■ **Required task**
Can you quote the records below in full, word for word?

■ **Given information**
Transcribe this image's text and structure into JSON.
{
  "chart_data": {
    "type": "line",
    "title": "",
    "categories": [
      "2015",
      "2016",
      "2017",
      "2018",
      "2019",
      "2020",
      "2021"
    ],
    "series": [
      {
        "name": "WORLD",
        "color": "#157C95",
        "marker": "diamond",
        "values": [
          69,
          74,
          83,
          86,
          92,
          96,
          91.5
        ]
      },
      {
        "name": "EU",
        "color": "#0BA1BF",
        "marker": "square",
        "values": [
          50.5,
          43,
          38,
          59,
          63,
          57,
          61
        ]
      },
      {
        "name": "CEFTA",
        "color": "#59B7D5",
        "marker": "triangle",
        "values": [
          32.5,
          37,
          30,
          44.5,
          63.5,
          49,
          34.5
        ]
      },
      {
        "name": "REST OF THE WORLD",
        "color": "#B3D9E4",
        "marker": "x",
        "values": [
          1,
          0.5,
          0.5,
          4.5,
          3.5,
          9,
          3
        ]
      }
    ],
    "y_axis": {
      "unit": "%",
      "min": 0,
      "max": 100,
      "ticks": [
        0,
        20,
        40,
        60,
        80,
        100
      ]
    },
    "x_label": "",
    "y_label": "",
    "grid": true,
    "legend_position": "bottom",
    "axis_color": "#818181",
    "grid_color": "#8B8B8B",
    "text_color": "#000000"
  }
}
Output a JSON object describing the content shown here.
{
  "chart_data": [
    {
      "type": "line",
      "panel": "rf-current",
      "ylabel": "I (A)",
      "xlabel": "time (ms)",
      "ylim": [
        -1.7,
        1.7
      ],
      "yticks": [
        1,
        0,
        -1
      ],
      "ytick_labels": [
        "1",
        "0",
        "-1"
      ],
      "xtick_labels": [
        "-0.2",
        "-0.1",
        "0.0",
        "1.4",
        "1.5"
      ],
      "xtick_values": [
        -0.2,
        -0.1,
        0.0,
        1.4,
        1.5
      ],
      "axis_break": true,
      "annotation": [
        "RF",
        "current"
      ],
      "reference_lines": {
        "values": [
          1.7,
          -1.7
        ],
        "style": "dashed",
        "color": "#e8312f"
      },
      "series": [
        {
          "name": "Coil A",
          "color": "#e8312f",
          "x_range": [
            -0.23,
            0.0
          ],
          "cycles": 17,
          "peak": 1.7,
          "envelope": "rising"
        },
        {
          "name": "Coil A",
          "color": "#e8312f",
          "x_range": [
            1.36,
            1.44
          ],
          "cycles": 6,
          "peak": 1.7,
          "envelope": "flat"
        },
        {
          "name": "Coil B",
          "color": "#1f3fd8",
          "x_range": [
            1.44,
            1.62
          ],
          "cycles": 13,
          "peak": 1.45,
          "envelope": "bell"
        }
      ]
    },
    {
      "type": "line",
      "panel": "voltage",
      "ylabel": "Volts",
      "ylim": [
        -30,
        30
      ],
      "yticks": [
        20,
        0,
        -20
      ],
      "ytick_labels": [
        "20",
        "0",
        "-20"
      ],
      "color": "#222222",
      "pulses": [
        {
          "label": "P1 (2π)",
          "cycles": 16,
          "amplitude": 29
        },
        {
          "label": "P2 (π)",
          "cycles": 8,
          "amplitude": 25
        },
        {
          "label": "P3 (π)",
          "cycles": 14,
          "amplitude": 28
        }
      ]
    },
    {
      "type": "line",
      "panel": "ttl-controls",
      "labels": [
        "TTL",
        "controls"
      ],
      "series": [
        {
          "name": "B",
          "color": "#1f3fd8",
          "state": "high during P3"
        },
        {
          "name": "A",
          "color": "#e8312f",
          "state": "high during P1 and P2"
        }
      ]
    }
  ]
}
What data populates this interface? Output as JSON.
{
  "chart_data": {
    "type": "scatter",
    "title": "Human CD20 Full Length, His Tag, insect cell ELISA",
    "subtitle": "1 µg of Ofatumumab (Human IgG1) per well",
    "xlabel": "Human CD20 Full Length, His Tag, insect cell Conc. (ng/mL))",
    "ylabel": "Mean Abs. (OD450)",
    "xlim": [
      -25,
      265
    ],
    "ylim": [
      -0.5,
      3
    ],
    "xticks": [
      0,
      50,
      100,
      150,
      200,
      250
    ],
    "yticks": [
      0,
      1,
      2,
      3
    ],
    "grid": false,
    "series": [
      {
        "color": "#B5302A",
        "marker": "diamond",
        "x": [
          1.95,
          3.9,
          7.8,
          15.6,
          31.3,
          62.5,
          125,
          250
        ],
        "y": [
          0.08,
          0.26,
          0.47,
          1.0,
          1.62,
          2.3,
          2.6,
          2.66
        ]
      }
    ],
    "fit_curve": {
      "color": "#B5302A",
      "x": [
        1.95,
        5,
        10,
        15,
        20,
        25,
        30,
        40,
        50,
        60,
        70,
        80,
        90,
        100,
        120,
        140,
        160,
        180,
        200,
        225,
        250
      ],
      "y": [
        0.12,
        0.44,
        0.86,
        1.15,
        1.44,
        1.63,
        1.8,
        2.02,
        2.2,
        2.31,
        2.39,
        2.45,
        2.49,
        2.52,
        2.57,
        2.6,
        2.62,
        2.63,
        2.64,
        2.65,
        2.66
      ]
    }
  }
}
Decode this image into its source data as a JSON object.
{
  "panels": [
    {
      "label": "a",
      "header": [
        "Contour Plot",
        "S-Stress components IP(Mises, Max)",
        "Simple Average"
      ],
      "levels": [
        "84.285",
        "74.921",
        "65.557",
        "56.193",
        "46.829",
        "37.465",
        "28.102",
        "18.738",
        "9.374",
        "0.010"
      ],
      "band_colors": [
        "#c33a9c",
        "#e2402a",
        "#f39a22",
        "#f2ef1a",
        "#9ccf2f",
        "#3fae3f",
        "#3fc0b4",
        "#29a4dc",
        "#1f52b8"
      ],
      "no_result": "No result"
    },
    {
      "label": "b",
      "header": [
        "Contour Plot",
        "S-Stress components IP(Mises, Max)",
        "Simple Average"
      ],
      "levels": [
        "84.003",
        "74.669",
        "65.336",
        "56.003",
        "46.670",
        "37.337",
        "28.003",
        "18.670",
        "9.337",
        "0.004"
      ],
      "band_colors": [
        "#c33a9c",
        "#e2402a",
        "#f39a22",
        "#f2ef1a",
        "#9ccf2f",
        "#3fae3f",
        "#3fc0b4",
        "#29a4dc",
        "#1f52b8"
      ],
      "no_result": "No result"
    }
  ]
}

■ **Output of the exercise**
Transcribe this image's text and structure into JSON.
{
  "chart_data": {
    "type": "line",
    "title": "",
    "categories": [
      "2015",
      "2016",
      "2017",
      "2018",
      "2019",
      "2020",
      "2021"
    ],
    "series": [
      {
        "name": "WORLD",
        "color": "#157C95",
        "marker": "diamond",
        "values": [
          69,
          74,
          83,
          86,
          92,
          96,
          91.5
        ]
      },
      {
        "name": "EU",
        "color": "#0BA1BF",
        "marker": "square",
        "values": [
          50.5,
          43,
          38,
          59,
          63,
          57,
          61
        ]
      },
      {
        "name": "CEFTA",
        "color": "#59B7D5",
        "marker": "triangle",
        "values": [
          32.5,
          37,
          30,
          44.5,
          63.5,
          49,
          34.5
        ]
      },
      {
        "name": "REST OF THE WORLD",
        "color": "#B3D9E4",
        "marker": "x",
        "values": [
          1,
          0.5,
          0.5,
          4.5,
          3.5,
          9,
          3
        ]
      }
    ],
    "y_axis": {
      "unit": "%",
      "min": 0,
      "max": 100,
      "ticks": [
        0,
        20,
        40,
        60,
        80,
        100
      ]
    },
    "x_label": "",
    "y_label": "",
    "grid": true,
    "legend_position": "bottom",
    "axis_color": "#818181",
    "grid_color": "#8B8B8B",
    "text_color": "#000000"
  }
}
Output a JSON object describing the content shown here.
{
  "chart_data": [
    {
      "type": "line",
      "panel": "rf-current",
      "ylabel": "I (A)",
      "xlabel": "time (ms)",
      "ylim": [
        -1.7,
        1.7
      ],
      "yticks": [
        1,
        0,
        -1
      ],
      "ytick_labels": [
        "1",
        "0",
        "-1"
      ],
      "xtick_labels": [
        "-0.2",
        "-0.1",
        "0.0",
        "1.4",
        "1.5"
      ],
      "xtick_values": [
        -0.2,
        -0.1,
        0.0,
        1.4,
        1.5
      ],
      "axis_break": true,
      "annotation": [
        "RF",
        "current"
      ],
      "reference_lines": {
        "values": [
          1.7,
          -1.7
        ],
        "style": "dashed",
        "color": "#e8312f"
      },
      "series": [
        {
          "name": "Coil A",
          "color": "#e8312f",
          "x_range": [
            -0.23,
            0.0
          ],
          "cycles": 17,
          "peak": 1.7,
          "envelope": "rising"
        },
        {
          "name": "Coil A",
          "color": "#e8312f",
          "x_range": [
            1.36,
            1.44
          ],
          "cycles": 6,
          "peak": 1.7,
          "envelope": "flat"
        },
        {
          "name": "Coil B",
          "color": "#1f3fd8",
          "x_range": [
            1.44,
            1.62
          ],
          "cycles": 13,
          "peak": 1.45,
          "envelope": "bell"
        }
      ]
    },
    {
      "type": "line",
      "panel": "voltage",
      "ylabel": "Volts",
      "ylim": [
        -30,
        30
      ],
      "yticks": [
        20,
        0,
        -20
      ],
      "ytick_labels": [
        "20",
        "0",
        "-20"
      ],
      "color": "#222222",
      "pulses": [
        {
          "label": "P1 (2π)",
          "cycles": 16,
          "amplitude": 29
        },
        {
          "label": "P2 (π)",
          "cycles": 8,
          "amplitude": 25
        },
        {
          "label": "P3 (π)",
          "cycles": 14,
          "amplitude": 28
        }
      ]
    },
    {
      "type": "line",
      "panel": "ttl-controls",
      "labels": [
        "TTL",
        "controls"
      ],
      "series": [
        {
          "name": "B",
          "color": "#1f3fd8",
          "state": "high during P3"
        },
        {
          "name": "A",
          "color": "#e8312f",
          "state": "high during P1 and P2"
        }
      ]
    }
  ]
}
What data populates this interface? Output as JSON.
{
  "chart_data": {
    "type": "scatter",
    "title": "Human CD20 Full Length, His Tag, insect cell ELISA",
    "subtitle": "1 µg of Ofatumumab (Human IgG1) per well",
    "xlabel": "Human CD20 Full Length, His Tag, insect cell Conc. (ng/mL))",
    "ylabel": "Mean Abs. (OD450)",
    "xlim": [
      -25,
      265
    ],
    "ylim": [
      -0.5,
      3
    ],
    "xticks": [
      0,
      50,
      100,
      150,
      200,
      250
    ],
    "yticks": [
      0,
      1,
      2,
      3
    ],
    "grid": false,
    "series": [
      {
        "color": "#B5302A",
        "marker": "diamond",
        "x": [
          1.95,
          3.9,
          7.8,
          15.6,
          31.3,
          62.5,
          125,
          250
        ],
        "y": [
          0.08,
          0.26,
          0.47,
          1.0,
          1.62,
          2.3,
          2.6,
          2.66
        ]
      }
    ],
    "fit_curve": {
      "color": "#B5302A",
      "x": [
        1.95,
        5,
        10,
        15,
        20,
        25,
        30,
        40,
        50,
        60,
        70,
        80,
        90,
        100,
        120,
        140,
        160,
        180,
        200,
        225,
        250
      ],
      "y": [
        0.12,
        0.44,
        0.86,
        1.15,
        1.44,
        1.63,
        1.8,
        2.02,
        2.2,
        2.31,
        2.39,
        2.45,
        2.49,
        2.52,
        2.57,
        2.6,
        2.62,
        2.63,
        2.64,
        2.65,
        2.66
      ]
    }
  }
}
Decode this image into its source data as a JSON object.
{
  "panels": [
    {
      "label": "a",
      "header": [
        "Contour Plot",
        "S-Stress components IP(Mises, Max)",
        "Simple Average"
      ],
      "levels": [
        "84.285",
        "74.921",
        "65.557",
        "56.193",
        "46.829",
        "37.465",
        "28.102",
        "18.738",
        "9.374",
        "0.010"
      ],
      "band_colors": [
        "#c33a9c",
        "#e2402a",
        "#f39a22",
        "#f2ef1a",
        "#9ccf2f",
        "#3fae3f",
        "#3fc0b4",
        "#29a4dc",
        "#1f52b8"
      ],
      "no_result": "No result"
    },
    {
      "label": "b",
      "header": [
        "Contour Plot",
        "S-Stress components IP(Mises, Max)",
        "Simple Average"
      ],
      "levels": [
        "84.003",
        "74.669",
        "65.336",
        "56.003",
        "46.670",
        "37.337",
        "28.003",
        "18.670",
        "9.337",
        "0.004"
      ],
      "band_colors": [
        "#c33a9c",
        "#e2402a",
        "#f39a22",
        "#f2ef1a",
        "#9ccf2f",
        "#3fae3f",
        "#3fc0b4",
        "#29a4dc",
        "#1f52b8"
      ],
      "no_result": "No result"
    }
  ]
}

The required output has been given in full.